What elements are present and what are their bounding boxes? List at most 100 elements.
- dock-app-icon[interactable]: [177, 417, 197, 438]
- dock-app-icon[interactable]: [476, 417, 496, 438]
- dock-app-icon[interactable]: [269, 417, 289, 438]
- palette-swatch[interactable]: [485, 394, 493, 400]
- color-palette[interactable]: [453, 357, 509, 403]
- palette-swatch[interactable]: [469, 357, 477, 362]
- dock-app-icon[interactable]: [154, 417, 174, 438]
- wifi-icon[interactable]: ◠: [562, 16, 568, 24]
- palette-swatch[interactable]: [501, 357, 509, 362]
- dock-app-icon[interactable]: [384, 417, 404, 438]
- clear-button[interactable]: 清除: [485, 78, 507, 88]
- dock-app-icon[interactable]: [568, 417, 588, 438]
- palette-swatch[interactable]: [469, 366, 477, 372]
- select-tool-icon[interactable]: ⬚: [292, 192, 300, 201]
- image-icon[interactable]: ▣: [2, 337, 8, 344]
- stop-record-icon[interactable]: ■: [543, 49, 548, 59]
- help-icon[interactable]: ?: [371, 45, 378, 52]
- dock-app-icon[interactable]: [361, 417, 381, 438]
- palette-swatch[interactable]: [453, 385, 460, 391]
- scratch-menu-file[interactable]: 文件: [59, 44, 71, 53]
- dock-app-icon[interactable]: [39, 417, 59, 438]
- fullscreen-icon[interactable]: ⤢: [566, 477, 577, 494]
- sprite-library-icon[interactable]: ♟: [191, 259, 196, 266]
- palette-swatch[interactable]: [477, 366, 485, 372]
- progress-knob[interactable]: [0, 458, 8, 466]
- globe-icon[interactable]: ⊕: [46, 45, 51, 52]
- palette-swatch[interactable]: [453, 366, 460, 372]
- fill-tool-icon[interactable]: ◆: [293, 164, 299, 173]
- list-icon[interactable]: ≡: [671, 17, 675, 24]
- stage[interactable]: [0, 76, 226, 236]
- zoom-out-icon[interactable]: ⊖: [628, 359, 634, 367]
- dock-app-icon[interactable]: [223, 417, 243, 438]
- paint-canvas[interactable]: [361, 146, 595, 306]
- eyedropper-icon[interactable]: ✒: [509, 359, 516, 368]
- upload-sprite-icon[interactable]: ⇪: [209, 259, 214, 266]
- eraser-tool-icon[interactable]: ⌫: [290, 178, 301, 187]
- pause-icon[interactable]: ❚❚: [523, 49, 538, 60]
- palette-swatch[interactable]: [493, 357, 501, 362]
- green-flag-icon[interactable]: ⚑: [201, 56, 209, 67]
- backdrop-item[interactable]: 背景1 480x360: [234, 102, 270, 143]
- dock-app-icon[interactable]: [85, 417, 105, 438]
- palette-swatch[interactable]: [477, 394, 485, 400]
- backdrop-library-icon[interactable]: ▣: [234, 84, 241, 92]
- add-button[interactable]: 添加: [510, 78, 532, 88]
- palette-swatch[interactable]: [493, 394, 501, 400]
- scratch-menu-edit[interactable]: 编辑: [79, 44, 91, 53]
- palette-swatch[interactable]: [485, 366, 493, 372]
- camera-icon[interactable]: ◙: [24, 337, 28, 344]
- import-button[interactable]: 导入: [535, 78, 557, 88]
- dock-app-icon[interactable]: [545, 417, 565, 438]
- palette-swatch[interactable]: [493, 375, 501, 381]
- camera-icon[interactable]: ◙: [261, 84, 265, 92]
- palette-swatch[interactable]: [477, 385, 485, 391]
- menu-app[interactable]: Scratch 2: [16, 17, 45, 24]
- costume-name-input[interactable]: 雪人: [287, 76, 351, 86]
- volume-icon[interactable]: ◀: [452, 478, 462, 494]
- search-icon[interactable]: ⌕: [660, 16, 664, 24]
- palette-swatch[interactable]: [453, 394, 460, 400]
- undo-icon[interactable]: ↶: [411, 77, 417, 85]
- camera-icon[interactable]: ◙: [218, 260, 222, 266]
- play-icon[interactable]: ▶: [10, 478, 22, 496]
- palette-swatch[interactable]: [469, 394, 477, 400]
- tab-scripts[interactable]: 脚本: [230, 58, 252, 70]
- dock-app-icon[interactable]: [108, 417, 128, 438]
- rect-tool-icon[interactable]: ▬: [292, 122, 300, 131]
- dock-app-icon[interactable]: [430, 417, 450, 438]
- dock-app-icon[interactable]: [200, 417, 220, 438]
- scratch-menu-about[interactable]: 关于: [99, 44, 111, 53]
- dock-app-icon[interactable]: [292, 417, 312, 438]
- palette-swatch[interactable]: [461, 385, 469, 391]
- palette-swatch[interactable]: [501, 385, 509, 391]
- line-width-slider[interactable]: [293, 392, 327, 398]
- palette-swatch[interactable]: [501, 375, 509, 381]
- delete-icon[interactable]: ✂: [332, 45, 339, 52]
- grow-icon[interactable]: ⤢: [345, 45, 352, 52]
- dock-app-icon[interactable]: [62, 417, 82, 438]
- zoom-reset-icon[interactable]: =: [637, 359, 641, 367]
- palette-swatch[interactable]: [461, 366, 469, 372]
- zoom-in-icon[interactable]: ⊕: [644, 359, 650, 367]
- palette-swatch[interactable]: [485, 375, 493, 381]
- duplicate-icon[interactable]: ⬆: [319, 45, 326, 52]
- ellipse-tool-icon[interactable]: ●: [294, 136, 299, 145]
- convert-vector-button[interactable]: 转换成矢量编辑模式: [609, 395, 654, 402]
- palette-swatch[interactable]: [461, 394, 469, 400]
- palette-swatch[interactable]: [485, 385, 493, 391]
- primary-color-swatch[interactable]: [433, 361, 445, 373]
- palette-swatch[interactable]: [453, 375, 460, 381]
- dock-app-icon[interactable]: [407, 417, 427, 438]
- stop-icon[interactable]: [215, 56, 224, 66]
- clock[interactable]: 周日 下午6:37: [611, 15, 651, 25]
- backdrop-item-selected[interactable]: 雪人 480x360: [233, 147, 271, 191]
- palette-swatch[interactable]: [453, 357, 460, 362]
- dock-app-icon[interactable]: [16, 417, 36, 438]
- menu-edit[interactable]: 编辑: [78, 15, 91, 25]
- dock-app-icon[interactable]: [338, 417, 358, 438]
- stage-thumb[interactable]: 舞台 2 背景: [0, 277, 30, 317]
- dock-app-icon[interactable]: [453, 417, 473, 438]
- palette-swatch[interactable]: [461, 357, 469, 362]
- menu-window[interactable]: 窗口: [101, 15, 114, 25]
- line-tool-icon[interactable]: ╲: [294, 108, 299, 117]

+ + + + +

**EXERCISE DETAILS**
Could you reproduce the data above with every "palette-swatch" changed to "color-chip" and nothing else altered?

**COMPLETED TASK**
What elements are present and what are their bounding boxes? List at most 100 elements.
- dock-app-icon[interactable]: [177, 417, 197, 438]
- dock-app-icon[interactable]: [476, 417, 496, 438]
- dock-app-icon[interactable]: [269, 417, 289, 438]
- color-chip[interactable]: [485, 394, 493, 400]
- color-palette[interactable]: [453, 357, 509, 403]
- color-chip[interactable]: [469, 357, 477, 362]
- dock-app-icon[interactable]: [154, 417, 174, 438]
- wifi-icon[interactable]: ◠: [562, 16, 568, 24]
- color-chip[interactable]: [501, 357, 509, 362]
- dock-app-icon[interactable]: [384, 417, 404, 438]
- clear-button[interactable]: 清除: [485, 78, 507, 88]
- dock-app-icon[interactable]: [568, 417, 588, 438]
- color-chip[interactable]: [469, 366, 477, 372]
- select-tool-icon[interactable]: ⬚: [292, 192, 300, 201]
- image-icon[interactable]: ▣: [2, 337, 8, 344]
- stop-record-icon[interactable]: ■: [543, 49, 548, 59]
- help-icon[interactable]: ?: [371, 45, 378, 52]
- dock-app-icon[interactable]: [361, 417, 381, 438]
- color-chip[interactable]: [453, 385, 460, 391]
- scratch-menu-file[interactable]: 文件: [59, 44, 71, 53]
- dock-app-icon[interactable]: [39, 417, 59, 438]
- fullscreen-icon[interactable]: ⤢: [566, 477, 577, 494]
- sprite-library-icon[interactable]: ♟: [191, 259, 196, 266]
- color-chip[interactable]: [477, 366, 485, 372]
- progress-knob[interactable]: [0, 458, 8, 466]
- globe-icon[interactable]: ⊕: [46, 45, 51, 52]
- color-chip[interactable]: [453, 366, 460, 372]
- fill-tool-icon[interactable]: ◆: [293, 164, 299, 173]
- list-icon[interactable]: ≡: [671, 17, 675, 24]
- stage[interactable]: [0, 76, 226, 236]
- zoom-out-icon[interactable]: ⊖: [628, 359, 634, 367]
- dock-app-icon[interactable]: [223, 417, 243, 438]
- paint-canvas[interactable]: [361, 146, 595, 306]
- eyedropper-icon[interactable]: ✒: [509, 359, 516, 368]
- upload-sprite-icon[interactable]: ⇪: [209, 259, 214, 266]
- eraser-tool-icon[interactable]: ⌫: [290, 178, 301, 187]
- pause-icon[interactable]: ❚❚: [523, 49, 538, 60]
- color-chip[interactable]: [493, 357, 501, 362]
- green-flag-icon[interactable]: ⚑: [201, 56, 209, 67]
- backdrop-item[interactable]: 背景1 480x360: [234, 102, 270, 143]
- dock-app-icon[interactable]: [85, 417, 105, 438]
- color-chip[interactable]: [477, 394, 485, 400]
- backdrop-library-icon[interactable]: ▣: [234, 84, 241, 92]
- add-button[interactable]: 添加: [510, 78, 532, 88]
- color-chip[interactable]: [493, 394, 501, 400]
- scratch-menu-edit[interactable]: 编辑: [79, 44, 91, 53]
- color-chip[interactable]: [485, 366, 493, 372]
- camera-icon[interactable]: ◙: [24, 337, 28, 344]
- import-button[interactable]: 导入: [535, 78, 557, 88]
- dock-app-icon[interactable]: [545, 417, 565, 438]
- color-chip[interactable]: [493, 375, 501, 381]
- camera-icon[interactable]: ◙: [261, 84, 265, 92]
- color-chip[interactable]: [477, 385, 485, 391]
- menu-app[interactable]: Scratch 2: [16, 17, 45, 24]
- costume-name-input[interactable]: 雪人: [287, 76, 351, 86]
- volume-icon[interactable]: ◀: [452, 478, 462, 494]
- search-icon[interactable]: ⌕: [660, 16, 664, 24]
- color-chip[interactable]: [453, 394, 460, 400]
- undo-icon[interactable]: ↶: [411, 77, 417, 85]
- camera-icon[interactable]: ◙: [218, 260, 222, 266]
- play-icon[interactable]: ▶: [10, 478, 22, 496]
- color-chip[interactable]: [469, 394, 477, 400]
- tab-scripts[interactable]: 脚本: [230, 58, 252, 70]
- dock-app-icon[interactable]: [108, 417, 128, 438]
- rect-tool-icon[interactable]: ▬: [292, 122, 300, 131]
- dock-app-icon[interactable]: [430, 417, 450, 438]
- dock-app-icon[interactable]: [200, 417, 220, 438]
- scratch-menu-about[interactable]: 关于: [99, 44, 111, 53]
- dock-app-icon[interactable]: [292, 417, 312, 438]
- color-chip[interactable]: [461, 385, 469, 391]
- color-chip[interactable]: [501, 385, 509, 391]
- line-width-slider[interactable]: [293, 392, 327, 398]
- color-chip[interactable]: [501, 375, 509, 381]
- delete-icon[interactable]: ✂: [332, 45, 339, 52]
- grow-icon[interactable]: ⤢: [345, 45, 352, 52]
- dock-app-icon[interactable]: [62, 417, 82, 438]
- zoom-reset-icon[interactable]: =: [637, 359, 641, 367]
- color-chip[interactable]: [461, 366, 469, 372]
- zoom-in-icon[interactable]: ⊕: [644, 359, 650, 367]
- color-chip[interactable]: [485, 375, 493, 381]
- duplicate-icon[interactable]: ⬆: [319, 45, 326, 52]
- ellipse-tool-icon[interactable]: ●: [294, 136, 299, 145]
- convert-vector-button[interactable]: 转换成矢量编辑模式: [609, 395, 654, 402]
- color-chip[interactable]: [461, 394, 469, 400]
- color-chip[interactable]: [485, 385, 493, 391]
- primary-color-swatch[interactable]: [433, 361, 445, 373]
- color-chip[interactable]: [453, 375, 460, 381]
- dock-app-icon[interactable]: [407, 417, 427, 438]
- stop-icon[interactable]: [215, 56, 224, 66]
- clock[interactable]: 周日 下午6:37: [611, 15, 651, 25]
- backdrop-item-selected[interactable]: 雪人 480x360: [233, 147, 271, 191]
- color-chip[interactable]: [453, 357, 460, 362]
- dock-app-icon[interactable]: [16, 417, 36, 438]
- menu-edit[interactable]: 编辑: [78, 15, 91, 25]
- dock-app-icon[interactable]: [338, 417, 358, 438]
- stage-thumb[interactable]: 舞台 2 背景: [0, 277, 30, 317]
- dock-app-icon[interactable]: [453, 417, 473, 438]
- color-chip[interactable]: [461, 357, 469, 362]
- menu-window[interactable]: 窗口: [101, 15, 114, 25]
- line-tool-icon[interactable]: ╲: [294, 108, 299, 117]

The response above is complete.